**YOUR INSTRUCTIONS**:
When you transcribe the entries, reproduce every character and exclude the images.
= = = = = = =
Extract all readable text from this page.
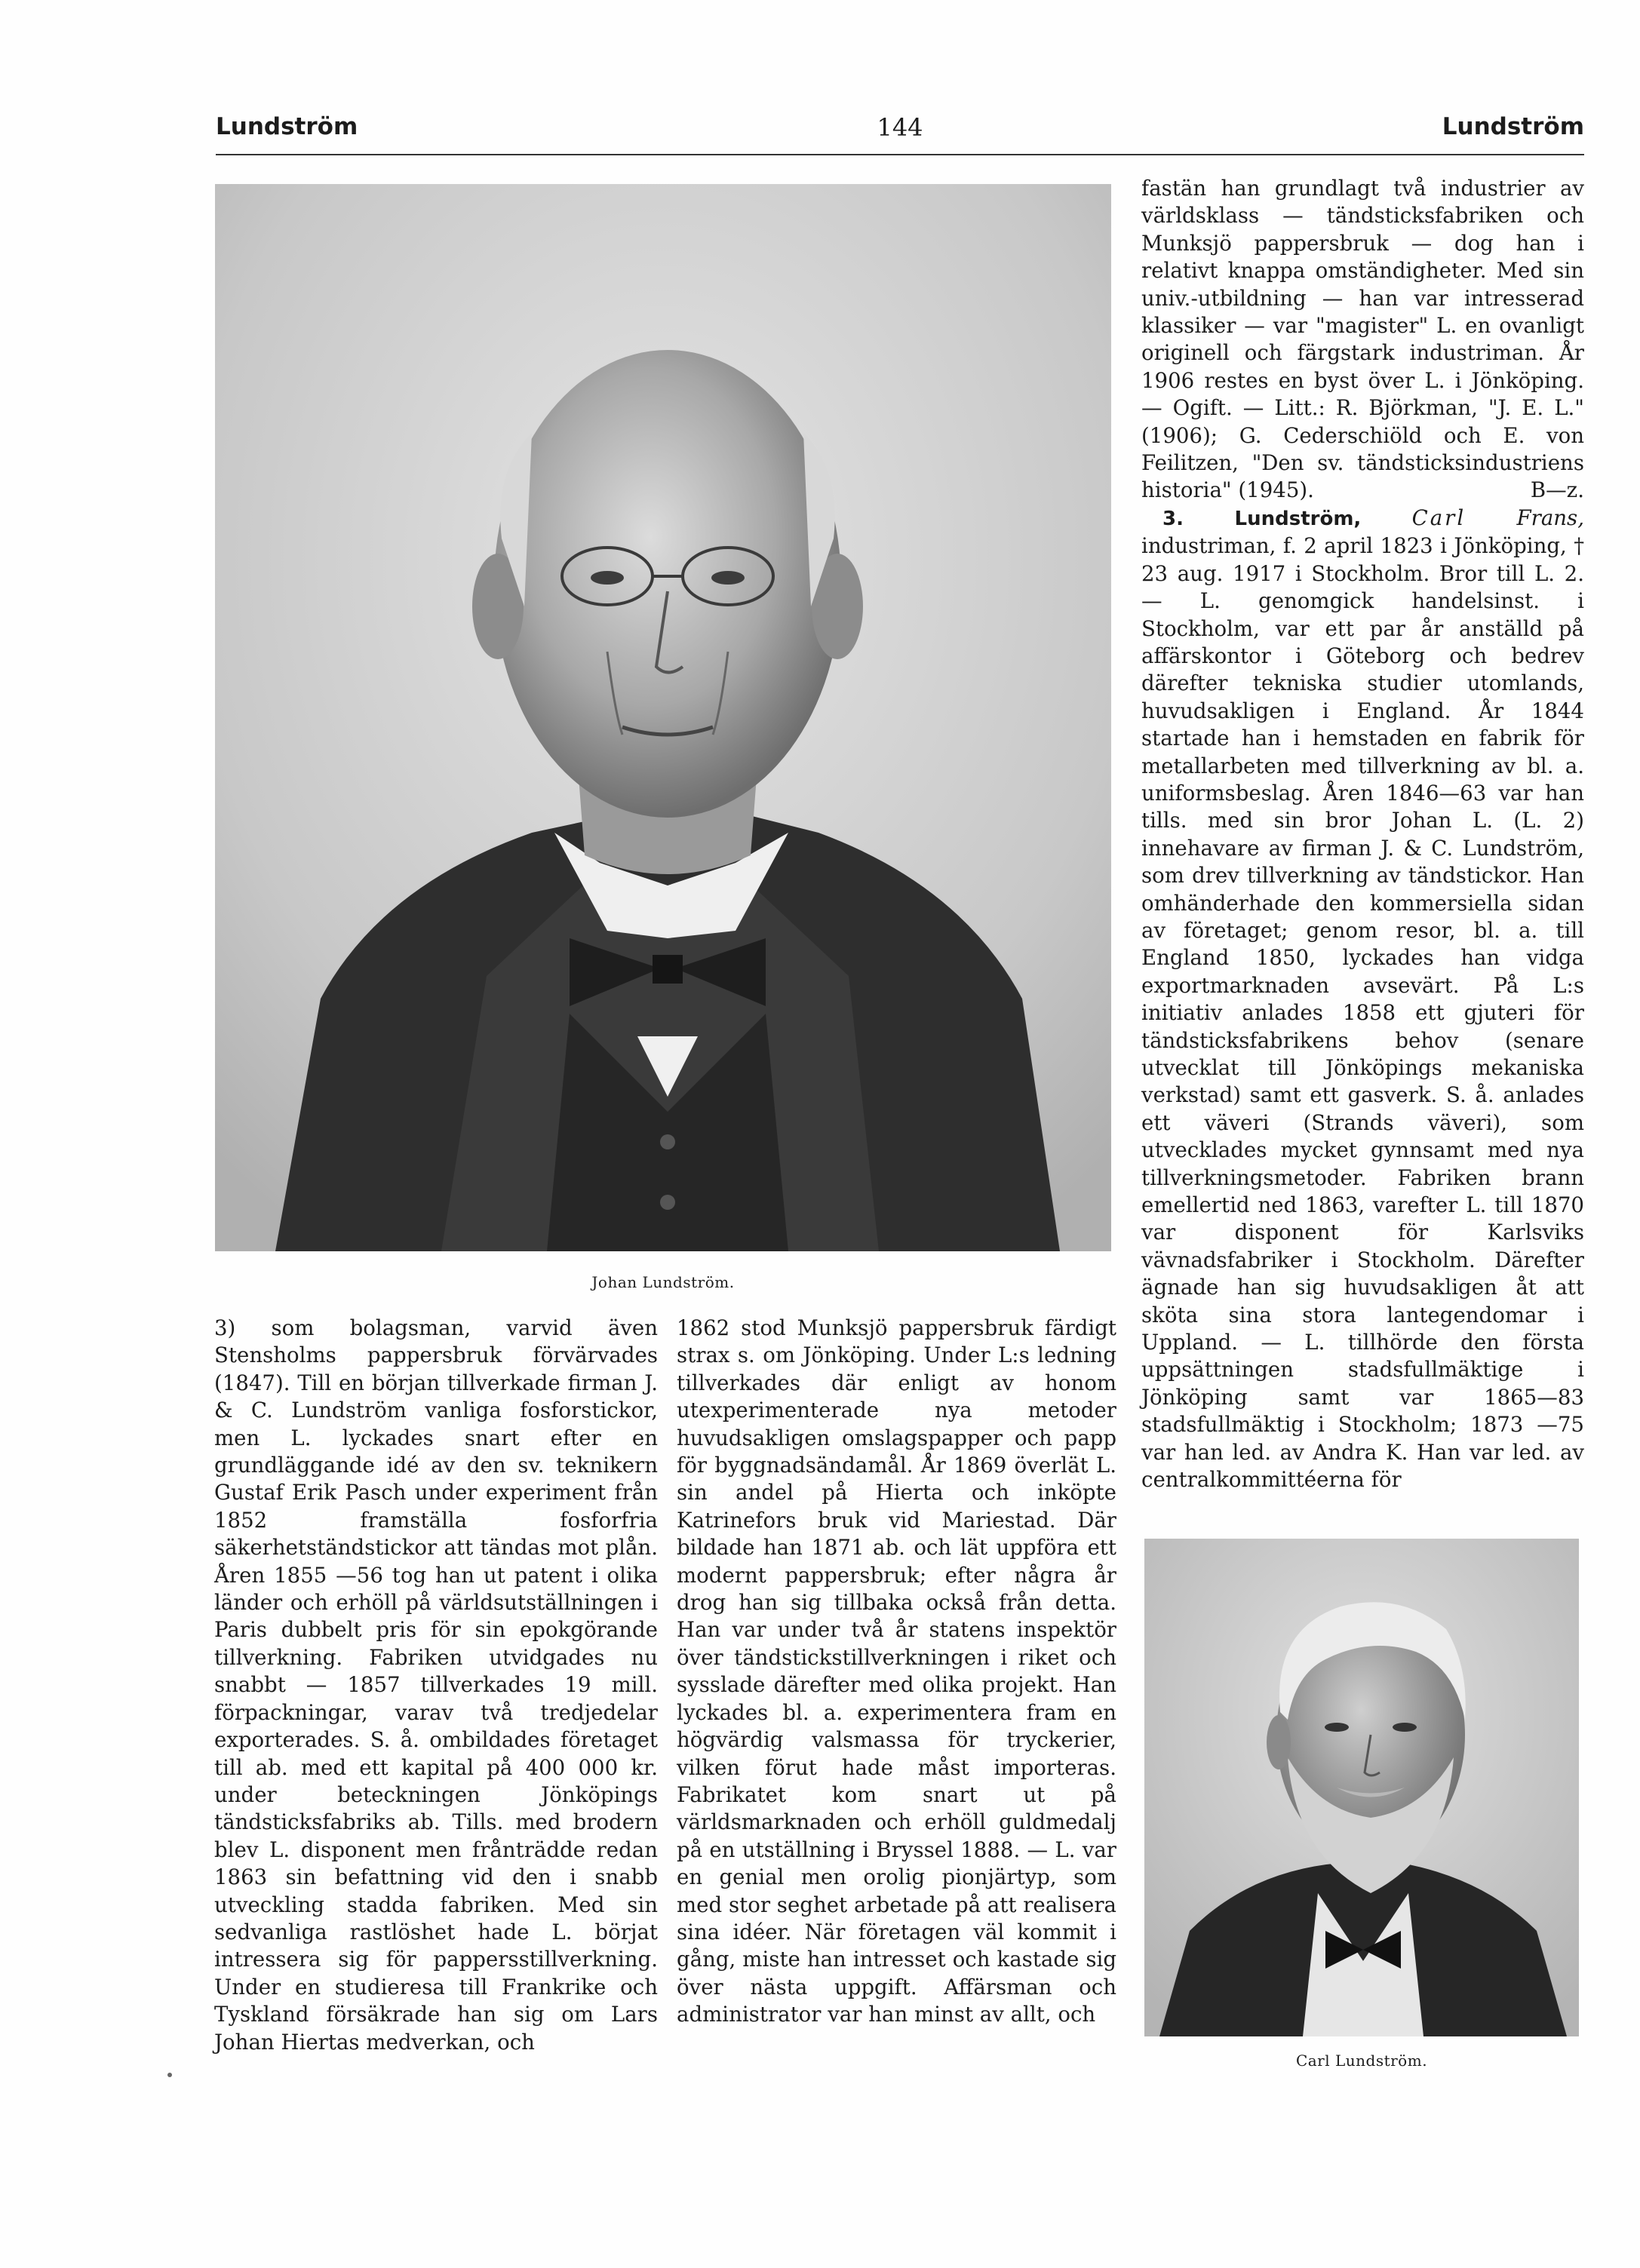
Lundström	144	Lundström
Johan Lundström.

3) som bolagsman, varvid även Stensholms pappersbruk förvärvades (1847). Till en början tillverkade firman J. & C. Lundström vanliga fosforstickor, men L. lyckades snart efter en grundläggande idé av den sv. teknikern Gustaf Erik Pasch under experiment från 1852 framställa fosforfria säkerhetständstickor att tändas mot plån. Åren 1855 —56 tog han ut patent i olika länder och erhöll på världsutställningen i Paris dubbelt pris för sin epokgörande tillverkning. Fabriken utvidgades nu snabbt — 1857 tillverkades 19 mill. förpackningar, varav två tredjedelar exporterades. S. å. ombildades företaget till ab. med ett kapital på 400 000 kr. under beteckningen Jönköpings tändsticksfabriks ab. Tills. med brodern blev L. disponent men frånträdde redan 1863 sin befattning vid den i snabb utveckling stadda fabriken. Med sin sedvanliga rastlöshet hade L. börjat intressera sig för pappersstillverkning. Under en studieresa till Frankrike och Tyskland försäkrade han sig om Lars Johan Hiertas medverkan, och

1862 stod Munksjö pappersbruk färdigt strax s. om Jönköping. Under L:s ledning tillverkades där enligt av honom utexperimenterade nya metoder huvudsakligen omslagspapper och papp för byggnadsändamål. År 1869 överlät L. sin andel på Hierta och inköpte Katrinefors bruk vid Mariestad. Där bildade han 1871 ab. och lät uppföra ett modernt pappersbruk; efter några år drog han sig tillbaka också från detta. Han var under två år statens inspektör över tändstickstillverkningen i riket och sysslade därefter med olika projekt. Han lyckades bl. a. experimentera fram en högvärdig valsmassa för tryckerier, vilken förut hade måst importeras. Fabrikatet kom snart ut på världsmarknaden och erhöll guldmedalj på en utställning i Bryssel 1888. — L. var en genial men orolig pionjärtyp, som med stor seghet arbetade på att realisera sina idéer. När företagen väl kommit i gång, miste han intresset och kastade sig över nästa uppgift. Affärsman och administrator var han minst av allt, och

fastän han grundlagt två industrier av världsklass — tändsticksfabriken och Munksjö pappersbruk — dog han i relativt knappa omständigheter. Med sin univ.-utbildning — han var intresserad klassiker — var "magister" L. en ovanligt originell och färgstark industriman. År 1906 restes en byst över L. i Jönköping. — Ogift. — Litt.: R. Björkman, "J. E. L." (1906); G. Cederschiöld och E. von Feilitzen, "Den sv. tändsticksindustriens historia" (1945).	B—z.

3. Lundström, Carl Frans, industriman, f. 2 april 1823 i Jönköping, † 23 aug. 1917 i Stockholm. Bror till L. 2. — L. genomgick handelsinst. i Stockholm, var ett par år anställd på affärskontor i Göteborg och bedrev därefter tekniska studier utomlands, huvudsakligen i England. År 1844 startade han i hemstaden en fabrik för metallarbeten med tillverkning av bl. a. uniformsbeslag. Åren 1846—63 var han tills. med sin bror Johan L. (L. 2) innehavare av firman J. & C. Lundström, som drev tillverkning av tändstickor. Han omhänderhade den kommersiella sidan av företaget; genom resor, bl. a. till England 1850, lyckades han vidga exportmarknaden avsevärt. På L:s initiativ anlades 1858 ett gjuteri för tändsticksfabrikens behov (senare utvecklat till Jönköpings mekaniska verkstad) samt ett gasverk. S. å. anlades ett väveri (Strands väveri), som utvecklades mycket gynnsamt med nya tillverkningsmetoder. Fabriken brann emellertid ned 1863, varefter L. till 1870 var disponent för Karlsviks vävnadsfabriker i Stockholm. Därefter ägnade han sig huvudsakligen åt att sköta sina stora lantegendomar i Uppland. — L. tillhörde den första uppsättningen stadsfullmäktige i Jönköping samt var 1865—83 stadsfullmäktig i Stockholm; 1873 —75 var han led. av Andra K. Han var led. av centralkommittéerna för

Carl Lundström.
= = = = = = =
**EXERCISE SOLUTION**:
Extract all readable text from this page.
Lundström	144	Lundström
Johan Lundström.

3) som bolagsman, varvid även Stensholms pappersbruk förvärvades (1847). Till en början tillverkade firman J. & C. Lundström vanliga fosforstickor, men L. lyckades snart efter en grundläggande idé av den sv. teknikern Gustaf Erik Pasch under experiment från 1852 framställa fosforfria säkerhetständstickor att tändas mot plån. Åren 1855 —56 tog han ut patent i olika länder och erhöll på världsutställningen i Paris dubbelt pris för sin epokgörande tillverkning. Fabriken utvidgades nu snabbt — 1857 tillverkades 19 mill. förpackningar, varav två tredjedelar exporterades. S. å. ombildades företaget till ab. med ett kapital på 400 000 kr. under beteckningen Jönköpings tändsticksfabriks ab. Tills. med brodern blev L. disponent men frånträdde redan 1863 sin befattning vid den i snabb utveckling stadda fabriken. Med sin sedvanliga rastlöshet hade L. börjat intressera sig för pappersstillverkning. Under en studieresa till Frankrike och Tyskland försäkrade han sig om Lars Johan Hiertas medverkan, och

1862 stod Munksjö pappersbruk färdigt strax s. om Jönköping. Under L:s ledning tillverkades där enligt av honom utexperimenterade nya metoder huvudsakligen omslagspapper och papp för byggnadsändamål. År 1869 överlät L. sin andel på Hierta och inköpte Katrinefors bruk vid Mariestad. Där bildade han 1871 ab. och lät uppföra ett modernt pappersbruk; efter några år drog han sig tillbaka också från detta. Han var under två år statens inspektör över tändstickstillverkningen i riket och sysslade därefter med olika projekt. Han lyckades bl. a. experimentera fram en högvärdig valsmassa för tryckerier, vilken förut hade måst importeras. Fabrikatet kom snart ut på världsmarknaden och erhöll guldmedalj på en utställning i Bryssel 1888. — L. var en genial men orolig pionjärtyp, som med stor seghet arbetade på att realisera sina idéer. När företagen väl kommit i gång, miste han intresset och kastade sig över nästa uppgift. Affärsman och administrator var han minst av allt, och

fastän han grundlagt två industrier av världsklass — tändsticksfabriken och Munksjö pappersbruk — dog han i relativt knappa omständigheter. Med sin univ.-utbildning — han var intresserad klassiker — var "magister" L. en ovanligt originell och färgstark industriman. År 1906 restes en byst över L. i Jönköping. — Ogift. — Litt.: R. Björkman, "J. E. L." (1906); G. Cederschiöld och E. von Feilitzen, "Den sv. tändsticksindustriens historia" (1945).	B—z.

3. Lundström, Carl Frans, industriman, f. 2 april 1823 i Jönköping, † 23 aug. 1917 i Stockholm. Bror till L. 2. — L. genomgick handelsinst. i Stockholm, var ett par år anställd på affärskontor i Göteborg och bedrev därefter tekniska studier utomlands, huvudsakligen i England. År 1844 startade han i hemstaden en fabrik för metallarbeten med tillverkning av bl. a. uniformsbeslag. Åren 1846—63 var han tills. med sin bror Johan L. (L. 2) innehavare av firman J. & C. Lundström, som drev tillverkning av tändstickor. Han omhänderhade den kommersiella sidan av företaget; genom resor, bl. a. till England 1850, lyckades han vidga exportmarknaden avsevärt. På L:s initiativ anlades 1858 ett gjuteri för tändsticksfabrikens behov (senare utvecklat till Jönköpings mekaniska verkstad) samt ett gasverk. S. å. anlades ett väveri (Strands väveri), som utvecklades mycket gynnsamt med nya tillverkningsmetoder. Fabriken brann emellertid ned 1863, varefter L. till 1870 var disponent för Karlsviks vävnadsfabriker i Stockholm. Därefter ägnade han sig huvudsakligen åt att sköta sina stora lantegendomar i Uppland. — L. tillhörde den första uppsättningen stadsfullmäktige i Jönköping samt var 1865—83 stadsfullmäktig i Stockholm; 1873 —75 var han led. av Andra K. Han var led. av centralkommittéerna för

Carl Lundström.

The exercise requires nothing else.